From the productivity interview below, copy word for word the part that opens with the words containing "But you know, when" and closes with "are working productively.".

**Document passage:**
<<<<

And I try to write about that experience and stuff to be able to showcase [00:15:00] that, but People value different things. Some people are just like, wow, that is awesome. I also should reduce the overhead for writing blog posts. And then meanwhile, some people are just like, why didn’t you just use WordPress? You could just hit the button.

Like, and so it, it truly, once again, it depends on, on what, what is valuable to you given the goals that you have.

Sean C Davis: Yeah. So that’s a, that’s a great way to think about it. And, um, cause I, if I, if I bring it back to music again, it’s like, there’s no. There’s no end state, really. It’s just kind of like, I want to get better, but it, it doesn’t, it doesn’t look like a linear line on a graph, it’s more like, oh, I feel like I am getting, I’m, I’m learning all of this stuff right now, I am progressing, and then I’m going to plateau for months, and then go back in, and I will, I will get a little bit better.

But you know, when we’re, yeah. When we’re in our actual jobs, sometimes we have to communicate [00:16:00] what we’re doing or, or how effectively we’re working. So what are the things, and it can be really, I know it can be really elusive, really difficult, but what are, what are some of the considerations or, or some of the things that you might communicate to, um, to leaders at your company on, um, you know, to assure them that you, you and your team are working productively.

Cassidy Williams: Yeah, and I think that’s where there’s some people talking about like vibe check for yourself the another phrase that I’ve heard is doing like a life audit of yourself or productivity audit of yourself. Figure out whatever it is check in with yourself. And I think that that’s something really good to do, both for your personal stuff but also for communicating this sort of thing with managers and the powers that be, because let’s just say for example.

Um, I want to communicate to my managers that I can plan a live stream faster than usual, as an [00:17:00] example. Um, for myself, I might set goals regularly being just like, I want a live stream set up to, like, be fully configured and, and scheduled and everything people aware of it in less than 10 minutes. It’s, it’s a very, very granular number, but it might be an hour at first and then eventually might be a half hour and then slowly but surely get shorter and it might be much more practical like that.

Something that my team and I did was, uh, we actually had just like a goal, not even goal setting workshop. It was more just like, what are your, what are, what are your goals? Personal, professional, what are, what are the things that you want to do? And one of mine, we, and you talk about the different timelines.

What are your goals for the next six months, one to two years, three to five years, five to 10 years? In something like 10 years, if I want to have a publish something more robust and, and really improve my writing practice, that means that in five years, I should probably have a really good system going.

That means in one to two years, I should probably [00:18:00] be blogging regularly. That means in the next six months, what can I do to kind of get to that point? And your goals can change. Let’s just say, In six months, I’ve decided I never want to write something ever again. You make those adjustments and you have to kind of be willing to make those adjustments.

>>>>

**Data excerpt:**

<<<<

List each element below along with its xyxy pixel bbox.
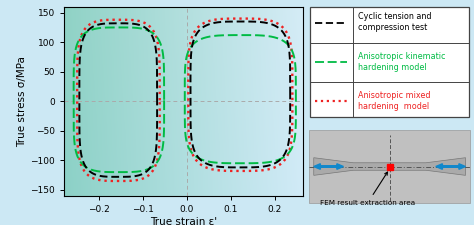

>>>>

**Expected answer:**
But you know, when we’re, yeah. When we’re in our actual jobs, sometimes we have to communicate [00:16:00] what we’re doing or, or how effectively we’re working. So what are the things, and it can be really, I know it can be really elusive, really difficult, but what are, what are some of the considerations or, or some of the things that you might communicate to, um, to leaders at your company on, um, you know, to assure them that you, you and your team are working productively.